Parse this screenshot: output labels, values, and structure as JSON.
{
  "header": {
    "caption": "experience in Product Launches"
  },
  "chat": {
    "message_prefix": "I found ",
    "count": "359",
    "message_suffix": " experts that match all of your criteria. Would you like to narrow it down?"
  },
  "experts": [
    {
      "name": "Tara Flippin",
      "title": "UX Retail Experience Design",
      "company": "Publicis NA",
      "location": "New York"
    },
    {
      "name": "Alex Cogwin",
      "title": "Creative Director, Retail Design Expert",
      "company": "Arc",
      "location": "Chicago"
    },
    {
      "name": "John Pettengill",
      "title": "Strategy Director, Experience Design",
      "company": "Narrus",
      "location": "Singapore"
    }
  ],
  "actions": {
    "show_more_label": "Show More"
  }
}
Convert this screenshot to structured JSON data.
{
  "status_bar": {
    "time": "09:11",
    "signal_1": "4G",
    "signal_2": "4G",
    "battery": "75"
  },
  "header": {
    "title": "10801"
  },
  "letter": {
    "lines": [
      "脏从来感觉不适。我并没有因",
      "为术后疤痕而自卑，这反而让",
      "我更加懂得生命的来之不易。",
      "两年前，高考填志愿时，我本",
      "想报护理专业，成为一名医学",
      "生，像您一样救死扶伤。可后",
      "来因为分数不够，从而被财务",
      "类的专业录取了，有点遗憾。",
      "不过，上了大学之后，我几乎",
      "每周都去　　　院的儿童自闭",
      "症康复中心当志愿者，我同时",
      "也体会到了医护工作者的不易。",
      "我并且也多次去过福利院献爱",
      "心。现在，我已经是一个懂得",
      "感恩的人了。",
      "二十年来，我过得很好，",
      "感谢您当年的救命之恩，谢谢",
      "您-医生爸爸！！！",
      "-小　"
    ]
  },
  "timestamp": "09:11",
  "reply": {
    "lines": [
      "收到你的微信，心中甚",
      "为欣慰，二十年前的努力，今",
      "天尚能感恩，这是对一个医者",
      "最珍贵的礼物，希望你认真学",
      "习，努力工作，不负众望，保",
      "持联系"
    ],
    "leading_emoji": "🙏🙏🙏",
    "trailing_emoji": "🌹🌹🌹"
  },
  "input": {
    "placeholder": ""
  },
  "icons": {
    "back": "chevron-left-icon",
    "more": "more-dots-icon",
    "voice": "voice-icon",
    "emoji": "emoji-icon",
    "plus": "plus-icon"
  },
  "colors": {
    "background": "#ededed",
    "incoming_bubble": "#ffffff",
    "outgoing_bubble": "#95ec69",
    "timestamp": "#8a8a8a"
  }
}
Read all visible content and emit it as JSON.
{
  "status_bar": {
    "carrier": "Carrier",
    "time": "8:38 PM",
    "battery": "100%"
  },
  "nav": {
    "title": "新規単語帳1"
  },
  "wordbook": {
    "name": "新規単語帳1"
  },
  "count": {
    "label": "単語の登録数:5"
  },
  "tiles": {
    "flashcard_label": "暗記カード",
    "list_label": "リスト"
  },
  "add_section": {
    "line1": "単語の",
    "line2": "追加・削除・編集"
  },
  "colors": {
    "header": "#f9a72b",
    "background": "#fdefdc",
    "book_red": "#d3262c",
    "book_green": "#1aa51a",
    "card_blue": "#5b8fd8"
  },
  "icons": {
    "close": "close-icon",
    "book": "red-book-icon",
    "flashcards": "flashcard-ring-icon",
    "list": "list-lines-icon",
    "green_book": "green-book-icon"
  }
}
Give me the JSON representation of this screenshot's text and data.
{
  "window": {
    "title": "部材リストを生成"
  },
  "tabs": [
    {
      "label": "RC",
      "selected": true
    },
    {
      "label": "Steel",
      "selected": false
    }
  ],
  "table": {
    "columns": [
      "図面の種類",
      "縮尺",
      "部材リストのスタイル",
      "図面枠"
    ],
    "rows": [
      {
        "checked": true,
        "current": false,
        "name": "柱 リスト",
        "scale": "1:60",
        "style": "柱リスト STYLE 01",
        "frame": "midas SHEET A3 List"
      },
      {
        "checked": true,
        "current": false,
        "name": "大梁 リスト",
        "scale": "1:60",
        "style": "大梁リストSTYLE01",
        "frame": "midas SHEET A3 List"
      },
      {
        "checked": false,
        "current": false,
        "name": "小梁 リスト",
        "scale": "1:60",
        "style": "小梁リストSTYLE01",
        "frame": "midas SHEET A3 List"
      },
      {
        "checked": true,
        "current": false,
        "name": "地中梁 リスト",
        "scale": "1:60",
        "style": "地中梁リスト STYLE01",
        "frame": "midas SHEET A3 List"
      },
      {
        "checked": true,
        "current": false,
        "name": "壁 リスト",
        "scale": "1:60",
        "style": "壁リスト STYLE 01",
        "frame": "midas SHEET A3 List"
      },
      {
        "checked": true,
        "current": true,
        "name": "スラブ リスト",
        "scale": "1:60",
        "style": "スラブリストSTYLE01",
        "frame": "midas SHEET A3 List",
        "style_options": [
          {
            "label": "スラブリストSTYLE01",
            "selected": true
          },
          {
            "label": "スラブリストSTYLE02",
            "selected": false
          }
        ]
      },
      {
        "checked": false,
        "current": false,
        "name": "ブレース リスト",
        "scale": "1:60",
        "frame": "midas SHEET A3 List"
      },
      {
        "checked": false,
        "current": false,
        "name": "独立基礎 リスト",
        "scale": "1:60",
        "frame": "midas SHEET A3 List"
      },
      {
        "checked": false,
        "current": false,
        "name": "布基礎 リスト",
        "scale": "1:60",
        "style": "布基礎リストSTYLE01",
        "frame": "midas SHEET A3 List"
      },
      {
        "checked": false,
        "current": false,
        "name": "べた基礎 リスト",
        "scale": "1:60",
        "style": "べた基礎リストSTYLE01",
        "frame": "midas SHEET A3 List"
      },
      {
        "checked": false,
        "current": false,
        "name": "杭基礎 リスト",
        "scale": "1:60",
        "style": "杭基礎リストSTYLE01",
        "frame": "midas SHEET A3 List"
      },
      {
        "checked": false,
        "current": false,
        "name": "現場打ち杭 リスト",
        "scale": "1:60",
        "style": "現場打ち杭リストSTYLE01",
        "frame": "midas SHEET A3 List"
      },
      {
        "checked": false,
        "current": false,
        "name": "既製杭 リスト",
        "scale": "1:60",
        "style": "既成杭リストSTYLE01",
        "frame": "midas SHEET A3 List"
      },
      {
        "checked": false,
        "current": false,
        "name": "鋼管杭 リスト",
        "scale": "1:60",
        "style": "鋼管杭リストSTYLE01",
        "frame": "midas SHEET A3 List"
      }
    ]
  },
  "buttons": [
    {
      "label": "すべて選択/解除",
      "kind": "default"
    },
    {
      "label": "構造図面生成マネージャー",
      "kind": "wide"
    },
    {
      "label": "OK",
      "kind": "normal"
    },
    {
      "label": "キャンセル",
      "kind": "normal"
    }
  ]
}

> _Stated exercise_: Copy all lines from the material that hold "screenshot".

> _Worked answer_:
Parse this screenshot: output labels, values, and structure as JSON.
Convert this screenshot to structured JSON data.
Give me the JSON representation of this screenshot's text and data.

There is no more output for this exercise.